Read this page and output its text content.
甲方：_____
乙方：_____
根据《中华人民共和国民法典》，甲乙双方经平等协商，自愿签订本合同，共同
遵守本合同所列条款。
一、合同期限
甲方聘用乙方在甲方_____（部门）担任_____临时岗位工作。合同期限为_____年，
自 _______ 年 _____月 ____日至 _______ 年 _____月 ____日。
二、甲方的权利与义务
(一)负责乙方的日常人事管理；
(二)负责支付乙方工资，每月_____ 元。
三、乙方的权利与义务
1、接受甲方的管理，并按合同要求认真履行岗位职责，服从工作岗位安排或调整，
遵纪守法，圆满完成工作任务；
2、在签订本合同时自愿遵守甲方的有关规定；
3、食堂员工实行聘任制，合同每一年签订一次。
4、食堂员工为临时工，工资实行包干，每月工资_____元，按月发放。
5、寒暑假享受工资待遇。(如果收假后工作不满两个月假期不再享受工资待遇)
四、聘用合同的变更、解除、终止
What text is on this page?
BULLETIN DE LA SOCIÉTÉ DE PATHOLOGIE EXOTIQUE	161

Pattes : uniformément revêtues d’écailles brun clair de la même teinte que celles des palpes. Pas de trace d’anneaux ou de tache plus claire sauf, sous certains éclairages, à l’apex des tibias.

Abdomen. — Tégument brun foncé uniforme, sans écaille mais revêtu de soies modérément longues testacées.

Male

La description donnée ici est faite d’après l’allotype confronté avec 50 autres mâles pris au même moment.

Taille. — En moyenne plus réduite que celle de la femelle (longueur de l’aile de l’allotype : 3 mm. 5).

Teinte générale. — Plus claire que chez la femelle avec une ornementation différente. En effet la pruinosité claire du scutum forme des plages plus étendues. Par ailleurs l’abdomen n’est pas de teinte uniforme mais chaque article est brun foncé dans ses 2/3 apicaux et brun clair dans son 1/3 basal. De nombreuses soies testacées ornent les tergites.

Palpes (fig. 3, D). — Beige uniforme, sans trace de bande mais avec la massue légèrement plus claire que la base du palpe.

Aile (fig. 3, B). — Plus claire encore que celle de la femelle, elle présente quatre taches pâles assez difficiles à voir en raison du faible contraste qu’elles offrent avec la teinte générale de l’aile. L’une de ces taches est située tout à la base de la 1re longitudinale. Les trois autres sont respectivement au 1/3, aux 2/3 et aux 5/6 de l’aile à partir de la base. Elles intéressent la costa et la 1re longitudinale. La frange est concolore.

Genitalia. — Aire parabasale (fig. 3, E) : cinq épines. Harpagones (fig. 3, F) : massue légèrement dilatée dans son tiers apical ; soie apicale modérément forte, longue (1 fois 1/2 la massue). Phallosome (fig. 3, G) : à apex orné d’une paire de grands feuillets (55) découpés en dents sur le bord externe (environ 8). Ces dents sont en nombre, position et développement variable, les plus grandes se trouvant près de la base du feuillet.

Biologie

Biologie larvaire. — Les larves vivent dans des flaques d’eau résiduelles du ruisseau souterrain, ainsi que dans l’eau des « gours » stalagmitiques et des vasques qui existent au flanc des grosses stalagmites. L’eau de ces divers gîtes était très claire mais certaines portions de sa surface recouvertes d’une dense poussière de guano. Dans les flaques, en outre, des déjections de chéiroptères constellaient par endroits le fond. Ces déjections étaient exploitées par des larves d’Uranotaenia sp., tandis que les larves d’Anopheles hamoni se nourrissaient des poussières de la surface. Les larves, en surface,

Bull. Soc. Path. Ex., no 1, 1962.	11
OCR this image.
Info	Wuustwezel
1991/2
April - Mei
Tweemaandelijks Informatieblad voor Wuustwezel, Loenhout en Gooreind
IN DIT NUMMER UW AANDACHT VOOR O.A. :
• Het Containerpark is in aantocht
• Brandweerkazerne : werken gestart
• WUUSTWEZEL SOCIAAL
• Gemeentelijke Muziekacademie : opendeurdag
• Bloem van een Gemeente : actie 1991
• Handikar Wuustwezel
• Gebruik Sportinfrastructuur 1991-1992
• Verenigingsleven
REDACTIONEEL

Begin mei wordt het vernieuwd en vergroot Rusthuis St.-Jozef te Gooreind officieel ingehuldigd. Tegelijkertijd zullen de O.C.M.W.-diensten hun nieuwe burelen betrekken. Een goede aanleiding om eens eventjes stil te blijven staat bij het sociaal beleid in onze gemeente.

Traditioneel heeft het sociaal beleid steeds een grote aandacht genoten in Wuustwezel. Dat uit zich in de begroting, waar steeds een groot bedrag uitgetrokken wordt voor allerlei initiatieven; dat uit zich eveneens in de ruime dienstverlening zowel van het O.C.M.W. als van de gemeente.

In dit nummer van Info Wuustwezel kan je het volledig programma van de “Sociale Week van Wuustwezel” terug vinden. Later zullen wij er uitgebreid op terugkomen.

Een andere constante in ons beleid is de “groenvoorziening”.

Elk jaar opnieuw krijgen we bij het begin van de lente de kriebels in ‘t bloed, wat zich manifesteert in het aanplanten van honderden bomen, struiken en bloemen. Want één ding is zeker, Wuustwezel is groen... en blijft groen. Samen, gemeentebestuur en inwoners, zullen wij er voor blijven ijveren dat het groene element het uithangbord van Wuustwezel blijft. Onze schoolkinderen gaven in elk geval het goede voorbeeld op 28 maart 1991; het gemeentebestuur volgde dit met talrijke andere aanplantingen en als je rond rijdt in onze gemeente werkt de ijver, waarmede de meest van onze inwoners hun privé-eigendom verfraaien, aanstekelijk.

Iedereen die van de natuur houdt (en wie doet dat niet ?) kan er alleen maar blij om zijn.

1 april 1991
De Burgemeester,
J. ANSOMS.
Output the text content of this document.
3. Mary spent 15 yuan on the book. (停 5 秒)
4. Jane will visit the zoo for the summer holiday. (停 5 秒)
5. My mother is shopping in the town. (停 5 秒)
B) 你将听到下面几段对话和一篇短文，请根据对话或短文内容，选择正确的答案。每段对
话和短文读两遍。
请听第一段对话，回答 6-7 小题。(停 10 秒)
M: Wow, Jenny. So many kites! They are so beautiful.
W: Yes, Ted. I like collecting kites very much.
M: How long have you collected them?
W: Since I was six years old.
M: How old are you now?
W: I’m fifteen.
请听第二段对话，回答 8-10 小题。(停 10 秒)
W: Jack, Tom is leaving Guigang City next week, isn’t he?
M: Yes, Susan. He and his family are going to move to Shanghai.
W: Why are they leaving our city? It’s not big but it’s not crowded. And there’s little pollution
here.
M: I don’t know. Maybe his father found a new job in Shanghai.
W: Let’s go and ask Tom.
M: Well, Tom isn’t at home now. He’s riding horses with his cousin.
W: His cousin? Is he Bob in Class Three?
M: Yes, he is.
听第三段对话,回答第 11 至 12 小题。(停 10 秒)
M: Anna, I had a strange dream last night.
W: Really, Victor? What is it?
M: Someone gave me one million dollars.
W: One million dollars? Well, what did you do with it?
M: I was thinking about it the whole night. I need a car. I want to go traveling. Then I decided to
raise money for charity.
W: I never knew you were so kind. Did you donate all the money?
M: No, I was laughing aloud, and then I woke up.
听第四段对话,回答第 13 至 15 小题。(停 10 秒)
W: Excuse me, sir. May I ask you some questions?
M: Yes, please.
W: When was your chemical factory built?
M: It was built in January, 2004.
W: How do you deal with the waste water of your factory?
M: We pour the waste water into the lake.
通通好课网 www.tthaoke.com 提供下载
━━━━━━━━━━━━━━━━
### EXERCISE REQUIREMENTS
Transcribe the data. Leave every line exactly as it is.

### FULL OUTPUT
Read this page and output its text content.
甲方：_____
乙方：_____
根据《中华人民共和国民法典》，甲乙双方经平等协商，自愿签订本合同，共同
遵守本合同所列条款。
一、合同期限
甲方聘用乙方在甲方_____（部门）担任_____临时岗位工作。合同期限为_____年，
自 _______ 年 _____月 ____日至 _______ 年 _____月 ____日。
二、甲方的权利与义务
(一)负责乙方的日常人事管理；
(二)负责支付乙方工资，每月_____ 元。
三、乙方的权利与义务
1、接受甲方的管理，并按合同要求认真履行岗位职责，服从工作岗位安排或调整，
遵纪守法，圆满完成工作任务；
2、在签订本合同时自愿遵守甲方的有关规定；
3、食堂员工实行聘任制，合同每一年签订一次。
4、食堂员工为临时工，工资实行包干，每月工资_____元，按月发放。
5、寒暑假享受工资待遇。(如果收假后工作不满两个月假期不再享受工资待遇)
四、聘用合同的变更、解除、终止
What text is on this page?
BULLETIN DE LA SOCIÉTÉ DE PATHOLOGIE EXOTIQUE	161

Pattes : uniformément revêtues d’écailles brun clair de la même teinte que celles des palpes. Pas de trace d’anneaux ou de tache plus claire sauf, sous certains éclairages, à l’apex des tibias.

Abdomen. — Tégument brun foncé uniforme, sans écaille mais revêtu de soies modérément longues testacées.

Male

La description donnée ici est faite d’après l’allotype confronté avec 50 autres mâles pris au même moment.

Taille. — En moyenne plus réduite que celle de la femelle (longueur de l’aile de l’allotype : 3 mm. 5).

Teinte générale. — Plus claire que chez la femelle avec une ornementation différente. En effet la pruinosité claire du scutum forme des plages plus étendues. Par ailleurs l’abdomen n’est pas de teinte uniforme mais chaque article est brun foncé dans ses 2/3 apicaux et brun clair dans son 1/3 basal. De nombreuses soies testacées ornent les tergites.

Palpes (fig. 3, D). — Beige uniforme, sans trace de bande mais avec la massue légèrement plus claire que la base du palpe.

Aile (fig. 3, B). — Plus claire encore que celle de la femelle, elle présente quatre taches pâles assez difficiles à voir en raison du faible contraste qu’elles offrent avec la teinte générale de l’aile. L’une de ces taches est située tout à la base de la 1re longitudinale. Les trois autres sont respectivement au 1/3, aux 2/3 et aux 5/6 de l’aile à partir de la base. Elles intéressent la costa et la 1re longitudinale. La frange est concolore.

Genitalia. — Aire parabasale (fig. 3, E) : cinq épines. Harpagones (fig. 3, F) : massue légèrement dilatée dans son tiers apical ; soie apicale modérément forte, longue (1 fois 1/2 la massue). Phallosome (fig. 3, G) : à apex orné d’une paire de grands feuillets (55) découpés en dents sur le bord externe (environ 8). Ces dents sont en nombre, position et développement variable, les plus grandes se trouvant près de la base du feuillet.

Biologie

Biologie larvaire. — Les larves vivent dans des flaques d’eau résiduelles du ruisseau souterrain, ainsi que dans l’eau des « gours » stalagmitiques et des vasques qui existent au flanc des grosses stalagmites. L’eau de ces divers gîtes était très claire mais certaines portions de sa surface recouvertes d’une dense poussière de guano. Dans les flaques, en outre, des déjections de chéiroptères constellaient par endroits le fond. Ces déjections étaient exploitées par des larves d’Uranotaenia sp., tandis que les larves d’Anopheles hamoni se nourrissaient des poussières de la surface. Les larves, en surface,

Bull. Soc. Path. Ex., no 1, 1962.	11
OCR this image.
Info	Wuustwezel
1991/2
April - Mei
Tweemaandelijks Informatieblad voor Wuustwezel, Loenhout en Gooreind
IN DIT NUMMER UW AANDACHT VOOR O.A. :
• Het Containerpark is in aantocht
• Brandweerkazerne : werken gestart
• WUUSTWEZEL SOCIAAL
• Gemeentelijke Muziekacademie : opendeurdag
• Bloem van een Gemeente : actie 1991
• Handikar Wuustwezel
• Gebruik Sportinfrastructuur 1991-1992
• Verenigingsleven
REDACTIONEEL

Begin mei wordt het vernieuwd en vergroot Rusthuis St.-Jozef te Gooreind officieel ingehuldigd. Tegelijkertijd zullen de O.C.M.W.-diensten hun nieuwe burelen betrekken. Een goede aanleiding om eens eventjes stil te blijven staat bij het sociaal beleid in onze gemeente.

Traditioneel heeft het sociaal beleid steeds een grote aandacht genoten in Wuustwezel. Dat uit zich in de begroting, waar steeds een groot bedrag uitgetrokken wordt voor allerlei initiatieven; dat uit zich eveneens in de ruime dienstverlening zowel van het O.C.M.W. als van de gemeente.

In dit nummer van Info Wuustwezel kan je het volledig programma van de “Sociale Week van Wuustwezel” terug vinden. Later zullen wij er uitgebreid op terugkomen.

Een andere constante in ons beleid is de “groenvoorziening”.

Elk jaar opnieuw krijgen we bij het begin van de lente de kriebels in ‘t bloed, wat zich manifesteert in het aanplanten van honderden bomen, struiken en bloemen. Want één ding is zeker, Wuustwezel is groen... en blijft groen. Samen, gemeentebestuur en inwoners, zullen wij er voor blijven ijveren dat het groene element het uithangbord van Wuustwezel blijft. Onze schoolkinderen gaven in elk geval het goede voorbeeld op 28 maart 1991; het gemeentebestuur volgde dit met talrijke andere aanplantingen en als je rond rijdt in onze gemeente werkt de ijver, waarmede de meest van onze inwoners hun privé-eigendom verfraaien, aanstekelijk.

Iedereen die van de natuur houdt (en wie doet dat niet ?) kan er alleen maar blij om zijn.

1 april 1991
De Burgemeester,
J. ANSOMS.
Output the text content of this document.
3. Mary spent 15 yuan on the book. (停 5 秒)
4. Jane will visit the zoo for the summer holiday. (停 5 秒)
5. My mother is shopping in the town. (停 5 秒)
B) 你将听到下面几段对话和一篇短文，请根据对话或短文内容，选择正确的答案。每段对
话和短文读两遍。
请听第一段对话，回答 6-7 小题。(停 10 秒)
M: Wow, Jenny. So many kites! They are so beautiful.
W: Yes, Ted. I like collecting kites very much.
M: How long have you collected them?
W: Since I was six years old.
M: How old are you now?
W: I’m fifteen.
请听第二段对话，回答 8-10 小题。(停 10 秒)
W: Jack, Tom is leaving Guigang City next week, isn’t he?
M: Yes, Susan. He and his family are going to move to Shanghai.
W: Why are they leaving our city? It’s not big but it’s not crowded. And there’s little pollution
here.
M: I don’t know. Maybe his father found a new job in Shanghai.
W: Let’s go and ask Tom.
M: Well, Tom isn’t at home now. He’s riding horses with his cousin.
W: His cousin? Is he Bob in Class Three?
M: Yes, he is.
听第三段对话,回答第 11 至 12 小题。(停 10 秒)
M: Anna, I had a strange dream last night.
W: Really, Victor? What is it?
M: Someone gave me one million dollars.
W: One million dollars? Well, what did you do with it?
M: I was thinking about it the whole night. I need a car. I want to go traveling. Then I decided to
raise money for charity.
W: I never knew you were so kind. Did you donate all the money?
M: No, I was laughing aloud, and then I woke up.
听第四段对话,回答第 13 至 15 小题。(停 10 秒)
W: Excuse me, sir. May I ask you some questions?
M: Yes, please.
W: When was your chemical factory built?
M: It was built in January, 2004.
W: How do you deal with the waste water of your factory?
M: We pour the waste water into the lake.
通通好课网 www.tthaoke.com 提供下载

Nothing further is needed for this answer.